# [Instruction]
Copy out, verbatim, everything from the first line of the material down to and including the line that contains "hole 8 xyxy=(859,1102,1020,1275)", and nothing beyond it.

# [Extracted data]
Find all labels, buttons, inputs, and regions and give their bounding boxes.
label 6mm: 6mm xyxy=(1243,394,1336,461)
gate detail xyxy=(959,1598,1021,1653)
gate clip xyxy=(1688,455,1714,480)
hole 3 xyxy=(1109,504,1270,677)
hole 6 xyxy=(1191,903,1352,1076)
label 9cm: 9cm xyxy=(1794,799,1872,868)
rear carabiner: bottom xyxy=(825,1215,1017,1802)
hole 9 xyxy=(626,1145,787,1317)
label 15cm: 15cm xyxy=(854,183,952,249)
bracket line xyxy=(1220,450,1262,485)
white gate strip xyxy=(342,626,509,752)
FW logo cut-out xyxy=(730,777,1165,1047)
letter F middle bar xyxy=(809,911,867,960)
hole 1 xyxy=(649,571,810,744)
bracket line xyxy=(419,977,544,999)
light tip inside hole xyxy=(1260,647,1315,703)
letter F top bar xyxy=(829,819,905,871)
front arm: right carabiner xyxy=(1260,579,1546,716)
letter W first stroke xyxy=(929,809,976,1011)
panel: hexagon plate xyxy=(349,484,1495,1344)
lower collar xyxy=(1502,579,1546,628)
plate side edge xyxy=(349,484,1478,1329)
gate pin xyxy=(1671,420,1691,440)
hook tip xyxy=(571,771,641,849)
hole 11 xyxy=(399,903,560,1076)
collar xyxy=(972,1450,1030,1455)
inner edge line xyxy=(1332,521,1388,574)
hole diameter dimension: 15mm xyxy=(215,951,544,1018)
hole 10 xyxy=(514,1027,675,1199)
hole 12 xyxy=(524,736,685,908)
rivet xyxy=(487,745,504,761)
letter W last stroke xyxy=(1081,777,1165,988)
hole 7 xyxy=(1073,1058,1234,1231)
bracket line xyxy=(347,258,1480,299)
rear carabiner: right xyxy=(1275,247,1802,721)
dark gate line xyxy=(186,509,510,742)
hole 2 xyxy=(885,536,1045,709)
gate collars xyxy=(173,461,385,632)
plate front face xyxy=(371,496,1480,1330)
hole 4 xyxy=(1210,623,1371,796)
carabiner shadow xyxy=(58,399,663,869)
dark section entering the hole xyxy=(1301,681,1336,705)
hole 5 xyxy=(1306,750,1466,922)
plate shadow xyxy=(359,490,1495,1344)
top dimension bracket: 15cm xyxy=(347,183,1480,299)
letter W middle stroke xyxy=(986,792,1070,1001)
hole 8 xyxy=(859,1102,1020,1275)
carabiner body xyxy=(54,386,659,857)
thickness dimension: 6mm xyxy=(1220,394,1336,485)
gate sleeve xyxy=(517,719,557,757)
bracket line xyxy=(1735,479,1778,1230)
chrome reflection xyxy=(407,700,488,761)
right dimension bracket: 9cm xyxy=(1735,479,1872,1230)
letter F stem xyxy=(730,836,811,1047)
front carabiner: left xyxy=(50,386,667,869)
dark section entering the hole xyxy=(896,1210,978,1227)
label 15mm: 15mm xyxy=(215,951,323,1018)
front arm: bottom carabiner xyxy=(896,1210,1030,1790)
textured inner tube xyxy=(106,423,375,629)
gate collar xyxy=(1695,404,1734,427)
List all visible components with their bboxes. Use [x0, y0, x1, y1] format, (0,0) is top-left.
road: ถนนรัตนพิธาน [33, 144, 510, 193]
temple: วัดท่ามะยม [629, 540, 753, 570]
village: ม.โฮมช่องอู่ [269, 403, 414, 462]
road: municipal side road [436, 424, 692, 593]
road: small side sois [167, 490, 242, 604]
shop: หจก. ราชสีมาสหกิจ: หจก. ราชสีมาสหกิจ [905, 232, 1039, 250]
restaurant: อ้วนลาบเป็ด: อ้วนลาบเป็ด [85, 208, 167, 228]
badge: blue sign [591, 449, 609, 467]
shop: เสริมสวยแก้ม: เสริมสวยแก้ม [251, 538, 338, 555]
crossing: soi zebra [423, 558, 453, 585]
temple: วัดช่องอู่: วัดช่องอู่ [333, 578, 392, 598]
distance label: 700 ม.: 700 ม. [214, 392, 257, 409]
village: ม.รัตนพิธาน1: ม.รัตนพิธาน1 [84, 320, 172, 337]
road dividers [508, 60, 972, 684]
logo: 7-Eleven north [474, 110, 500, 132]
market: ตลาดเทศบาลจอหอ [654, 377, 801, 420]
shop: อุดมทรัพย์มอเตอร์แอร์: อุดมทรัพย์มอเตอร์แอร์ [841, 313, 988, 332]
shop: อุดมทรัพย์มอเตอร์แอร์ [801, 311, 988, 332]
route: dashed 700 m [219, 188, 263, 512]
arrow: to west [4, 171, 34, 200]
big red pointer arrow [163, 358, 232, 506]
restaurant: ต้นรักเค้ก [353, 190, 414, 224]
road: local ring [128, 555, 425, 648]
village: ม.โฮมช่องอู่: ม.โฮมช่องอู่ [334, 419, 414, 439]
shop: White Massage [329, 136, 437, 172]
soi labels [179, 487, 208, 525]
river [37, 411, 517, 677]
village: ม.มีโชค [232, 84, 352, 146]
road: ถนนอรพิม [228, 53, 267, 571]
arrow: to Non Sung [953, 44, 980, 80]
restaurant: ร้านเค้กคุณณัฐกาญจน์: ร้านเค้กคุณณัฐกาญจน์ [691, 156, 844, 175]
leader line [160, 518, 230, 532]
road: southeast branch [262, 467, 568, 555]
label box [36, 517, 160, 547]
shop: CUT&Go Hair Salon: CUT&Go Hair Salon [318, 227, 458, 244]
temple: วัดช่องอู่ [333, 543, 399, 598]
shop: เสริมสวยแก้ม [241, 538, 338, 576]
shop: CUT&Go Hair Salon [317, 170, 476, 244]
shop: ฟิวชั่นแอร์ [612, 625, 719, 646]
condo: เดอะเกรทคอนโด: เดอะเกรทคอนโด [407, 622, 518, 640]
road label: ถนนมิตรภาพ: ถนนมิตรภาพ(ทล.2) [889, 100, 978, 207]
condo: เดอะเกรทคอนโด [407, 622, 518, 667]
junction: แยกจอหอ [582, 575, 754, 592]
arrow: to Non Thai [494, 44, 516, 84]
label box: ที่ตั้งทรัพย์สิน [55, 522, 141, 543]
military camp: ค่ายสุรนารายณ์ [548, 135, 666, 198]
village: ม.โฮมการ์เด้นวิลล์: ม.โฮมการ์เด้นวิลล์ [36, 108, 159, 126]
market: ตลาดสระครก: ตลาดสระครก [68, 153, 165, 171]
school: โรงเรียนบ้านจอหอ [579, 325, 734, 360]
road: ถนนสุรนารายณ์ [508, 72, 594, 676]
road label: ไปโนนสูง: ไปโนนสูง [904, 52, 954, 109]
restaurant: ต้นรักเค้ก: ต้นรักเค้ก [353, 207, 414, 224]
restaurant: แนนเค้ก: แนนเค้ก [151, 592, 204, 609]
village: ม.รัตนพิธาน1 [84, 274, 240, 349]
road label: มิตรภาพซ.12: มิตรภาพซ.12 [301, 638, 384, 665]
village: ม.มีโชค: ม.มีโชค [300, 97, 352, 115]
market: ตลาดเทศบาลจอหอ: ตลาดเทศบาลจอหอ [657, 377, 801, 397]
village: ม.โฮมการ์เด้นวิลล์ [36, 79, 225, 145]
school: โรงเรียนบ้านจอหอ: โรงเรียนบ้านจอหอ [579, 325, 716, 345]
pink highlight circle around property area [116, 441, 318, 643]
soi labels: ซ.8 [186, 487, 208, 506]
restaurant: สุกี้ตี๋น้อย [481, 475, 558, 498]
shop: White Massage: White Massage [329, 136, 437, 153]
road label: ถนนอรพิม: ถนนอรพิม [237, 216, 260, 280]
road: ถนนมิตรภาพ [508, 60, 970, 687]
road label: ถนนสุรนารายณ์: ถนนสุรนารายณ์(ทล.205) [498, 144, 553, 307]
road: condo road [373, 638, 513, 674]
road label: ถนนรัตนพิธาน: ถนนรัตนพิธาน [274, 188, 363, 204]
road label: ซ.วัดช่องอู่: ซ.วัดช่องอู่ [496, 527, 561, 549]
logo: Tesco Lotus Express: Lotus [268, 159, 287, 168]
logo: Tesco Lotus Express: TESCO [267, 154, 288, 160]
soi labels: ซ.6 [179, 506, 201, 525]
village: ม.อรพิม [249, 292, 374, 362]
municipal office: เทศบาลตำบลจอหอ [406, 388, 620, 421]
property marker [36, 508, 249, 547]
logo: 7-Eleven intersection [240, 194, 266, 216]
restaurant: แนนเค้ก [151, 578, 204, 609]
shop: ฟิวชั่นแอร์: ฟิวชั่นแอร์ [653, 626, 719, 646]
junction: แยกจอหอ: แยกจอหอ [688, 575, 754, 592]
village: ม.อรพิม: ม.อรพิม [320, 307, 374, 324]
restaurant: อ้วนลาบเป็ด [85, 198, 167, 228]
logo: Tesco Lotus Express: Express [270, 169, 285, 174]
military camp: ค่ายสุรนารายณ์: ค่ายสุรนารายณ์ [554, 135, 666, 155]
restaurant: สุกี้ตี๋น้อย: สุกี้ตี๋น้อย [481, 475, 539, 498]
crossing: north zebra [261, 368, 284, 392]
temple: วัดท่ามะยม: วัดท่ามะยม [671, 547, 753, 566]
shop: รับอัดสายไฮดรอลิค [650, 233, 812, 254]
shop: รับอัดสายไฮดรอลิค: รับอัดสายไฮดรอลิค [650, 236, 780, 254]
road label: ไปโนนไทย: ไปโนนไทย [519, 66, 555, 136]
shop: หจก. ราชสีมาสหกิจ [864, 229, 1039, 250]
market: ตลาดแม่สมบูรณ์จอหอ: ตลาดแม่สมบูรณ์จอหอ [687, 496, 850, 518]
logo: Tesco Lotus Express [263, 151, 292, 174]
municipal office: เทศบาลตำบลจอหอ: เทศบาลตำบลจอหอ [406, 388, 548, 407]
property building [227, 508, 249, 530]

# [Response below]
Find all labels, buttons, inputs, and regions and give their bounding boxes.
label 6mm: 6mm xyxy=(1243,394,1336,461)
gate detail xyxy=(959,1598,1021,1653)
gate clip xyxy=(1688,455,1714,480)
hole 3 xyxy=(1109,504,1270,677)
hole 6 xyxy=(1191,903,1352,1076)
label 9cm: 9cm xyxy=(1794,799,1872,868)
rear carabiner: bottom xyxy=(825,1215,1017,1802)
hole 9 xyxy=(626,1145,787,1317)
label 15cm: 15cm xyxy=(854,183,952,249)
bracket line xyxy=(1220,450,1262,485)
white gate strip xyxy=(342,626,509,752)
FW logo cut-out xyxy=(730,777,1165,1047)
letter F middle bar xyxy=(809,911,867,960)
hole 1 xyxy=(649,571,810,744)
bracket line xyxy=(419,977,544,999)
light tip inside hole xyxy=(1260,647,1315,703)
letter F top bar xyxy=(829,819,905,871)
front arm: right carabiner xyxy=(1260,579,1546,716)
letter W first stroke xyxy=(929,809,976,1011)
panel: hexagon plate xyxy=(349,484,1495,1344)
lower collar xyxy=(1502,579,1546,628)
plate side edge xyxy=(349,484,1478,1329)
gate pin xyxy=(1671,420,1691,440)
hook tip xyxy=(571,771,641,849)
hole 11 xyxy=(399,903,560,1076)
collar xyxy=(972,1450,1030,1455)
inner edge line xyxy=(1332,521,1388,574)
hole diameter dimension: 15mm xyxy=(215,951,544,1018)
hole 10 xyxy=(514,1027,675,1199)
hole 12 xyxy=(524,736,685,908)
rivet xyxy=(487,745,504,761)
letter W last stroke xyxy=(1081,777,1165,988)
hole 7 xyxy=(1073,1058,1234,1231)
bracket line xyxy=(347,258,1480,299)
rear carabiner: right xyxy=(1275,247,1802,721)
dark gate line xyxy=(186,509,510,742)
hole 2 xyxy=(885,536,1045,709)
gate collars xyxy=(173,461,385,632)
plate front face xyxy=(371,496,1480,1330)
hole 4 xyxy=(1210,623,1371,796)
carabiner shadow xyxy=(58,399,663,869)
dark section entering the hole xyxy=(1301,681,1336,705)
hole 5 xyxy=(1306,750,1466,922)
plate shadow xyxy=(359,490,1495,1344)
top dimension bracket: 15cm xyxy=(347,183,1480,299)
letter W middle stroke xyxy=(986,792,1070,1001)
hole 8 xyxy=(859,1102,1020,1275)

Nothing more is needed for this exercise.